Copy out the listing that follows exactly, dropping every picture.

(EXERCISE INPUTS):
________________________

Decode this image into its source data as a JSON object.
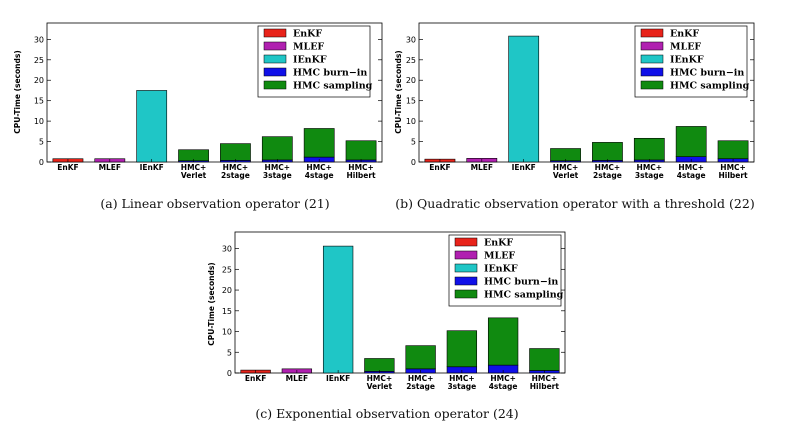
{
  "colors": {
    "EnKF": "#e8231a",
    "MLEF": "#b020b0",
    "IEnKF": "#1fc6c6",
    "burnin": "#1010e8",
    "sampling": "#108a10"
  },
  "chart_data": [
    {
      "type": "bar",
      "stacked": true,
      "caption": "(a)  Linear observation operator (21)",
      "ylabel": "CPU-Time (seconds)",
      "ylim": [
        0,
        34
      ],
      "yticks": [
        0,
        5,
        10,
        15,
        20,
        25,
        30
      ],
      "categories": [
        [
          "EnKF"
        ],
        [
          "MLEF"
        ],
        [
          "IEnKF"
        ],
        [
          "HMC+",
          "Verlet"
        ],
        [
          "HMC+",
          "2stage"
        ],
        [
          "HMC+",
          "3stage"
        ],
        [
          "HMC+",
          "4stage"
        ],
        [
          "HMC+",
          "Hilbert"
        ]
      ],
      "series": [
        {
          "name": "EnKF",
          "values": [
            0.8,
            0,
            0,
            0,
            0,
            0,
            0,
            0
          ]
        },
        {
          "name": "MLEF",
          "values": [
            0,
            0.8,
            0,
            0,
            0,
            0,
            0,
            0
          ]
        },
        {
          "name": "IEnKF",
          "values": [
            0,
            0,
            17.5,
            0,
            0,
            0,
            0,
            0
          ]
        },
        {
          "name": "HMC burn−in",
          "values": [
            0,
            0,
            0,
            0.3,
            0.4,
            0.5,
            1.2,
            0.5
          ]
        },
        {
          "name": "HMC sampling",
          "values": [
            0,
            0,
            0,
            2.7,
            4.1,
            5.7,
            7.0,
            4.7
          ]
        }
      ],
      "legend": [
        "EnKF",
        "MLEF",
        "IEnKF",
        "HMC burn−in",
        "HMC sampling"
      ],
      "legend_position": "top-right"
    },
    {
      "type": "bar",
      "stacked": true,
      "caption": "(b)  Quadratic observation operator with a threshold (22)",
      "ylabel": "CPU-Time (seconds)",
      "ylim": [
        0,
        34
      ],
      "yticks": [
        0,
        5,
        10,
        15,
        20,
        25,
        30
      ],
      "categories": [
        [
          "EnKF"
        ],
        [
          "MLEF"
        ],
        [
          "IEnKF"
        ],
        [
          "HMC+",
          "Verlet"
        ],
        [
          "HMC+",
          "2stage"
        ],
        [
          "HMC+",
          "3stage"
        ],
        [
          "HMC+",
          "4stage"
        ],
        [
          "HMC+",
          "Hilbert"
        ]
      ],
      "series": [
        {
          "name": "EnKF",
          "values": [
            0.7,
            0,
            0,
            0,
            0,
            0,
            0,
            0
          ]
        },
        {
          "name": "MLEF",
          "values": [
            0,
            0.9,
            0,
            0,
            0,
            0,
            0,
            0
          ]
        },
        {
          "name": "IEnKF",
          "values": [
            0,
            0,
            30.8,
            0,
            0,
            0,
            0,
            0
          ]
        },
        {
          "name": "HMC burn−in",
          "values": [
            0,
            0,
            0,
            0.3,
            0.4,
            0.5,
            1.3,
            0.8
          ]
        },
        {
          "name": "HMC sampling",
          "values": [
            0,
            0,
            0,
            3.0,
            4.4,
            5.3,
            7.4,
            4.4
          ]
        }
      ],
      "legend": [
        "EnKF",
        "MLEF",
        "IEnKF",
        "HMC burn−in",
        "HMC sampling"
      ],
      "legend_position": "top-right"
    },
    {
      "type": "bar",
      "stacked": true,
      "caption": "(c)  Exponential observation operator (24)",
      "ylabel": "CPU-Time (seconds)",
      "ylim": [
        0,
        34
      ],
      "yticks": [
        0,
        5,
        10,
        15,
        20,
        25,
        30
      ],
      "categories": [
        [
          "EnKF"
        ],
        [
          "MLEF"
        ],
        [
          "IEnKF"
        ],
        [
          "HMC+",
          "Verlet"
        ],
        [
          "HMC+",
          "2stage"
        ],
        [
          "HMC+",
          "3stage"
        ],
        [
          "HMC+",
          "4stage"
        ],
        [
          "HMC+",
          "Hilbert"
        ]
      ],
      "series": [
        {
          "name": "EnKF",
          "values": [
            0.7,
            0,
            0,
            0,
            0,
            0,
            0,
            0
          ]
        },
        {
          "name": "MLEF",
          "values": [
            0,
            1.0,
            0,
            0,
            0,
            0,
            0,
            0
          ]
        },
        {
          "name": "IEnKF",
          "values": [
            0,
            0,
            30.6,
            0,
            0,
            0,
            0,
            0
          ]
        },
        {
          "name": "HMC burn−in",
          "values": [
            0,
            0,
            0,
            0.4,
            1.0,
            1.5,
            1.9,
            0.6
          ]
        },
        {
          "name": "HMC sampling",
          "values": [
            0,
            0,
            0,
            3.1,
            5.6,
            8.7,
            11.4,
            5.3
          ]
        }
      ],
      "legend": [
        "EnKF",
        "MLEF",
        "IEnKF",
        "HMC burn−in",
        "HMC sampling"
      ],
      "legend_position": "top-right"
    }
  ]
}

________________________

(RESULT):
Decode this image into its source data as a JSON object.
{
  "colors": {
    "EnKF": "#e8231a",
    "MLEF": "#b020b0",
    "IEnKF": "#1fc6c6",
    "burnin": "#1010e8",
    "sampling": "#108a10"
  },
  "chart_data": [
    {
      "type": "bar",
      "stacked": true,
      "caption": "(a)  Linear observation operator (21)",
      "ylabel": "CPU-Time (seconds)",
      "ylim": [
        0,
        34
      ],
      "yticks": [
        0,
        5,
        10,
        15,
        20,
        25,
        30
      ],
      "categories": [
        [
          "EnKF"
        ],
        [
          "MLEF"
        ],
        [
          "IEnKF"
        ],
        [
          "HMC+",
          "Verlet"
        ],
        [
          "HMC+",
          "2stage"
        ],
        [
          "HMC+",
          "3stage"
        ],
        [
          "HMC+",
          "4stage"
        ],
        [
          "HMC+",
          "Hilbert"
        ]
      ],
      "series": [
        {
          "name": "EnKF",
          "values": [
            0.8,
            0,
            0,
            0,
            0,
            0,
            0,
            0
          ]
        },
        {
          "name": "MLEF",
          "values": [
            0,
            0.8,
            0,
            0,
            0,
            0,
            0,
            0
          ]
        },
        {
          "name": "IEnKF",
          "values": [
            0,
            0,
            17.5,
            0,
            0,
            0,
            0,
            0
          ]
        },
        {
          "name": "HMC burn−in",
          "values": [
            0,
            0,
            0,
            0.3,
            0.4,
            0.5,
            1.2,
            0.5
          ]
        },
        {
          "name": "HMC sampling",
          "values": [
            0,
            0,
            0,
            2.7,
            4.1,
            5.7,
            7.0,
            4.7
          ]
        }
      ],
      "legend": [
        "EnKF",
        "MLEF",
        "IEnKF",
        "HMC burn−in",
        "HMC sampling"
      ],
      "legend_position": "top-right"
    },
    {
      "type": "bar",
      "stacked": true,
      "caption": "(b)  Quadratic observation operator with a threshold (22)",
      "ylabel": "CPU-Time (seconds)",
      "ylim": [
        0,
        34
      ],
      "yticks": [
        0,
        5,
        10,
        15,
        20,
        25,
        30
      ],
      "categories": [
        [
          "EnKF"
        ],
        [
          "MLEF"
        ],
        [
          "IEnKF"
        ],
        [
          "HMC+",
          "Verlet"
        ],
        [
          "HMC+",
          "2stage"
        ],
        [
          "HMC+",
          "3stage"
        ],
        [
          "HMC+",
          "4stage"
        ],
        [
          "HMC+",
          "Hilbert"
        ]
      ],
      "series": [
        {
          "name": "EnKF",
          "values": [
            0.7,
            0,
            0,
            0,
            0,
            0,
            0,
            0
          ]
        },
        {
          "name": "MLEF",
          "values": [
            0,
            0.9,
            0,
            0,
            0,
            0,
            0,
            0
          ]
        },
        {
          "name": "IEnKF",
          "values": [
            0,
            0,
            30.8,
            0,
            0,
            0,
            0,
            0
          ]
        },
        {
          "name": "HMC burn−in",
          "values": [
            0,
            0,
            0,
            0.3,
            0.4,
            0.5,
            1.3,
            0.8
          ]
        },
        {
          "name": "HMC sampling",
          "values": [
            0,
            0,
            0,
            3.0,
            4.4,
            5.3,
            7.4,
            4.4
          ]
        }
      ],
      "legend": [
        "EnKF",
        "MLEF",
        "IEnKF",
        "HMC burn−in",
        "HMC sampling"
      ],
      "legend_position": "top-right"
    },
    {
      "type": "bar",
      "stacked": true,
      "caption": "(c)  Exponential observation operator (24)",
      "ylabel": "CPU-Time (seconds)",
      "ylim": [
        0,
        34
      ],
      "yticks": [
        0,
        5,
        10,
        15,
        20,
        25,
        30
      ],
      "categories": [
        [
          "EnKF"
        ],
        [
          "MLEF"
        ],
        [
          "IEnKF"
        ],
        [
          "HMC+",
          "Verlet"
        ],
        [
          "HMC+",
          "2stage"
        ],
        [
          "HMC+",
          "3stage"
        ],
        [
          "HMC+",
          "4stage"
        ],
        [
          "HMC+",
          "Hilbert"
        ]
      ],
      "series": [
        {
          "name": "EnKF",
          "values": [
            0.7,
            0,
            0,
            0,
            0,
            0,
            0,
            0
          ]
        },
        {
          "name": "MLEF",
          "values": [
            0,
            1.0,
            0,
            0,
            0,
            0,
            0,
            0
          ]
        },
        {
          "name": "IEnKF",
          "values": [
            0,
            0,
            30.6,
            0,
            0,
            0,
            0,
            0
          ]
        },
        {
          "name": "HMC burn−in",
          "values": [
            0,
            0,
            0,
            0.4,
            1.0,
            1.5,
            1.9,
            0.6
          ]
        },
        {
          "name": "HMC sampling",
          "values": [
            0,
            0,
            0,
            3.1,
            5.6,
            8.7,
            11.4,
            5.3
          ]
        }
      ],
      "legend": [
        "EnKF",
        "MLEF",
        "IEnKF",
        "HMC burn−in",
        "HMC sampling"
      ],
      "legend_position": "top-right"
    }
  ]
}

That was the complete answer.